[Task]
Output every entry exactly, from the first line to the last.

>> begin Given data

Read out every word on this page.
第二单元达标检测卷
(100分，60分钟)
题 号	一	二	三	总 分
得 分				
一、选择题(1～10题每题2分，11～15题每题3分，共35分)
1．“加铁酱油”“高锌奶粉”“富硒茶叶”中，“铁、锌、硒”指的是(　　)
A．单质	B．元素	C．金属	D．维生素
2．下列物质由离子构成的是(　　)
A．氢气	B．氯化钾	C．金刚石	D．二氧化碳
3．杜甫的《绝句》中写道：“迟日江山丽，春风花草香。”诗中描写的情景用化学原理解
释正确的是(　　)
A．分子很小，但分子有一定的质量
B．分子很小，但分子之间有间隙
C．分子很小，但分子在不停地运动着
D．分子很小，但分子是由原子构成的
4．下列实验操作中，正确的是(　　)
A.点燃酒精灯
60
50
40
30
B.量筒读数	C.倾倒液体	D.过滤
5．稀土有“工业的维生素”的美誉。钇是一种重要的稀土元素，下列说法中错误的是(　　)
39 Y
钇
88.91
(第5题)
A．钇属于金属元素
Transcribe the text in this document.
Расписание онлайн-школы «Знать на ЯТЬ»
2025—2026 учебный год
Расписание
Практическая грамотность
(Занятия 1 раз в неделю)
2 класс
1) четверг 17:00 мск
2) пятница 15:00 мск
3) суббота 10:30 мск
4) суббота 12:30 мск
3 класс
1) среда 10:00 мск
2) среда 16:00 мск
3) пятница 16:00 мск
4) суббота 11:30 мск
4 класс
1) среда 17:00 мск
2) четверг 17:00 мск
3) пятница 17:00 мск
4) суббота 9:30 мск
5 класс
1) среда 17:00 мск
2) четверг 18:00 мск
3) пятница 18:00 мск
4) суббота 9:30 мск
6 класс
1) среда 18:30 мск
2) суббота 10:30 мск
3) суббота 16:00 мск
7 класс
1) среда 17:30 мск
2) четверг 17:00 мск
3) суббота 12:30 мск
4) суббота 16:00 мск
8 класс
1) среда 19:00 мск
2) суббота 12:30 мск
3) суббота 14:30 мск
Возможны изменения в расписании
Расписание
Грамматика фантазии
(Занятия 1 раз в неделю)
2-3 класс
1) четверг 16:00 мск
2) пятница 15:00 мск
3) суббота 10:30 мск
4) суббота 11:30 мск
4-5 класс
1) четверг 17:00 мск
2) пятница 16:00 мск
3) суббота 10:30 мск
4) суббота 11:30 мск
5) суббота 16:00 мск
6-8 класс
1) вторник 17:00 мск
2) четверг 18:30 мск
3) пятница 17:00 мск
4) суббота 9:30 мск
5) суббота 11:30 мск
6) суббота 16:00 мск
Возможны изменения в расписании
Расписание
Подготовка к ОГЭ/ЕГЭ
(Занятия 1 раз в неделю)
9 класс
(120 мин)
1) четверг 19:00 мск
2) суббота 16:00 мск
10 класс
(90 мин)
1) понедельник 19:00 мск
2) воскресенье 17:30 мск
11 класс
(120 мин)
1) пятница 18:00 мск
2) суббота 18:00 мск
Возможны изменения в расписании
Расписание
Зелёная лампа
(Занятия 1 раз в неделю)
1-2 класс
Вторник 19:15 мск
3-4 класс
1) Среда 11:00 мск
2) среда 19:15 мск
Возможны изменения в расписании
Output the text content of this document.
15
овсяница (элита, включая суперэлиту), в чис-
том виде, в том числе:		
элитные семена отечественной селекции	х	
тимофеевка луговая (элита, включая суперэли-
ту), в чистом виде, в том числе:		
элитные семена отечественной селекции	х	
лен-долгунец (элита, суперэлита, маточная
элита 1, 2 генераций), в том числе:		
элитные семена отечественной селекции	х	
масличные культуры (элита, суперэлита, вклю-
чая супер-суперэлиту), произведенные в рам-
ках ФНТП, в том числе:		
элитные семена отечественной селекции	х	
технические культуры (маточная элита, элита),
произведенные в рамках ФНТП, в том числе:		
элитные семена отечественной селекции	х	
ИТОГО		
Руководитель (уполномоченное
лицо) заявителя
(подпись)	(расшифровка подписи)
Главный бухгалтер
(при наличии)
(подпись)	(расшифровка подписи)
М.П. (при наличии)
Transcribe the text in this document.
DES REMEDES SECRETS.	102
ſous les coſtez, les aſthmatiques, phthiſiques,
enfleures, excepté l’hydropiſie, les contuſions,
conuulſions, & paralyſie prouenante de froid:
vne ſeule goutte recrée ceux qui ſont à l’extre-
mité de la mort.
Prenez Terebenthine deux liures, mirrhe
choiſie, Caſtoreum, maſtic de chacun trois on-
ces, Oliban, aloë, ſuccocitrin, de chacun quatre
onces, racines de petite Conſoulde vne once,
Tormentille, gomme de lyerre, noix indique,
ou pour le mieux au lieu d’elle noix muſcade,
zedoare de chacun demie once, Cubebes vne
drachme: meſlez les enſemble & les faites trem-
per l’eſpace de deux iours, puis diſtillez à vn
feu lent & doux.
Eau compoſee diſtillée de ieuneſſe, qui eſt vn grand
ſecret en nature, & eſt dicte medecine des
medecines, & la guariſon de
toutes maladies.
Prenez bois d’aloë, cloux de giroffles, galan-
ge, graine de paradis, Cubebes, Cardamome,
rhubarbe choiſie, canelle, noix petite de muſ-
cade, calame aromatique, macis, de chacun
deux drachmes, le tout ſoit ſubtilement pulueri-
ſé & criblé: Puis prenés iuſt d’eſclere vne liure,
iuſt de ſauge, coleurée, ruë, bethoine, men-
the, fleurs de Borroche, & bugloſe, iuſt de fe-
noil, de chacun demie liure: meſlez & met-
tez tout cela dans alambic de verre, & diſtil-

>> end Given data

[Solution for this exercise]
Read out every word on this page.
第二单元达标检测卷
(100分，60分钟)
题 号	一	二	三	总 分
得 分				
一、选择题(1～10题每题2分，11～15题每题3分，共35分)
1．“加铁酱油”“高锌奶粉”“富硒茶叶”中，“铁、锌、硒”指的是(　　)
A．单质	B．元素	C．金属	D．维生素
2．下列物质由离子构成的是(　　)
A．氢气	B．氯化钾	C．金刚石	D．二氧化碳
3．杜甫的《绝句》中写道：“迟日江山丽，春风花草香。”诗中描写的情景用化学原理解
释正确的是(　　)
A．分子很小，但分子有一定的质量
B．分子很小，但分子之间有间隙
C．分子很小，但分子在不停地运动着
D．分子很小，但分子是由原子构成的
4．下列实验操作中，正确的是(　　)
A.点燃酒精灯
60
50
40
30
B.量筒读数	C.倾倒液体	D.过滤
5．稀土有“工业的维生素”的美誉。钇是一种重要的稀土元素，下列说法中错误的是(　　)
39 Y
钇
88.91
(第5题)
A．钇属于金属元素
Transcribe the text in this document.
Расписание онлайн-школы «Знать на ЯТЬ»
2025—2026 учебный год
Расписание
Практическая грамотность
(Занятия 1 раз в неделю)
2 класс
1) четверг 17:00 мск
2) пятница 15:00 мск
3) суббота 10:30 мск
4) суббота 12:30 мск
3 класс
1) среда 10:00 мск
2) среда 16:00 мск
3) пятница 16:00 мск
4) суббота 11:30 мск
4 класс
1) среда 17:00 мск
2) четверг 17:00 мск
3) пятница 17:00 мск
4) суббота 9:30 мск
5 класс
1) среда 17:00 мск
2) четверг 18:00 мск
3) пятница 18:00 мск
4) суббота 9:30 мск
6 класс
1) среда 18:30 мск
2) суббота 10:30 мск
3) суббота 16:00 мск
7 класс
1) среда 17:30 мск
2) четверг 17:00 мск
3) суббота 12:30 мск
4) суббота 16:00 мск
8 класс
1) среда 19:00 мск
2) суббота 12:30 мск
3) суббота 14:30 мск
Возможны изменения в расписании
Расписание
Грамматика фантазии
(Занятия 1 раз в неделю)
2-3 класс
1) четверг 16:00 мск
2) пятница 15:00 мск
3) суббота 10:30 мск
4) суббота 11:30 мск
4-5 класс
1) четверг 17:00 мск
2) пятница 16:00 мск
3) суббота 10:30 мск
4) суббота 11:30 мск
5) суббота 16:00 мск
6-8 класс
1) вторник 17:00 мск
2) четверг 18:30 мск
3) пятница 17:00 мск
4) суббота 9:30 мск
5) суббота 11:30 мск
6) суббота 16:00 мск
Возможны изменения в расписании
Расписание
Подготовка к ОГЭ/ЕГЭ
(Занятия 1 раз в неделю)
9 класс
(120 мин)
1) четверг 19:00 мск
2) суббота 16:00 мск
10 класс
(90 мин)
1) понедельник 19:00 мск
2) воскресенье 17:30 мск
11 класс
(120 мин)
1) пятница 18:00 мск
2) суббота 18:00 мск
Возможны изменения в расписании
Расписание
Зелёная лампа
(Занятия 1 раз в неделю)
1-2 класс
Вторник 19:15 мск
3-4 класс
1) Среда 11:00 мск
2) среда 19:15 мск
Возможны изменения в расписании
Output the text content of this document.
15
овсяница (элита, включая суперэлиту), в чис-
том виде, в том числе:		
элитные семена отечественной селекции	х	
тимофеевка луговая (элита, включая суперэли-
ту), в чистом виде, в том числе:		
элитные семена отечественной селекции	х	
лен-долгунец (элита, суперэлита, маточная
элита 1, 2 генераций), в том числе:		
элитные семена отечественной селекции	х	
масличные культуры (элита, суперэлита, вклю-
чая супер-суперэлиту), произведенные в рам-
ках ФНТП, в том числе:		
элитные семена отечественной селекции	х	
технические культуры (маточная элита, элита),
произведенные в рамках ФНТП, в том числе:		
элитные семена отечественной селекции	х	
ИТОГО		
Руководитель (уполномоченное
лицо) заявителя
(подпись)	(расшифровка подписи)
Главный бухгалтер
(при наличии)
(подпись)	(расшифровка подписи)
М.П. (при наличии)
Transcribe the text in this document.
DES REMEDES SECRETS.	102
ſous les coſtez, les aſthmatiques, phthiſiques,
enfleures, excepté l’hydropiſie, les contuſions,
conuulſions, & paralyſie prouenante de froid:
vne ſeule goutte recrée ceux qui ſont à l’extre-
mité de la mort.
Prenez Terebenthine deux liures, mirrhe
choiſie, Caſtoreum, maſtic de chacun trois on-
ces, Oliban, aloë, ſuccocitrin, de chacun quatre
onces, racines de petite Conſoulde vne once,
Tormentille, gomme de lyerre, noix indique,
ou pour le mieux au lieu d’elle noix muſcade,
zedoare de chacun demie once, Cubebes vne
drachme: meſlez les enſemble & les faites trem-
per l’eſpace de deux iours, puis diſtillez à vn
feu lent & doux.
Eau compoſee diſtillée de ieuneſſe, qui eſt vn grand
ſecret en nature, & eſt dicte medecine des
medecines, & la guariſon de
toutes maladies.
Prenez bois d’aloë, cloux de giroffles, galan-
ge, graine de paradis, Cubebes, Cardamome,
rhubarbe choiſie, canelle, noix petite de muſ-
cade, calame aromatique, macis, de chacun
deux drachmes, le tout ſoit ſubtilement pulueri-
ſé & criblé: Puis prenés iuſt d’eſclere vne liure,
iuſt de ſauge, coleurée, ruë, bethoine, men-
the, fleurs de Borroche, & bugloſe, iuſt de fe-
noil, de chacun demie liure: meſlez & met-
tez tout cela dans alambic de verre, & diſtil-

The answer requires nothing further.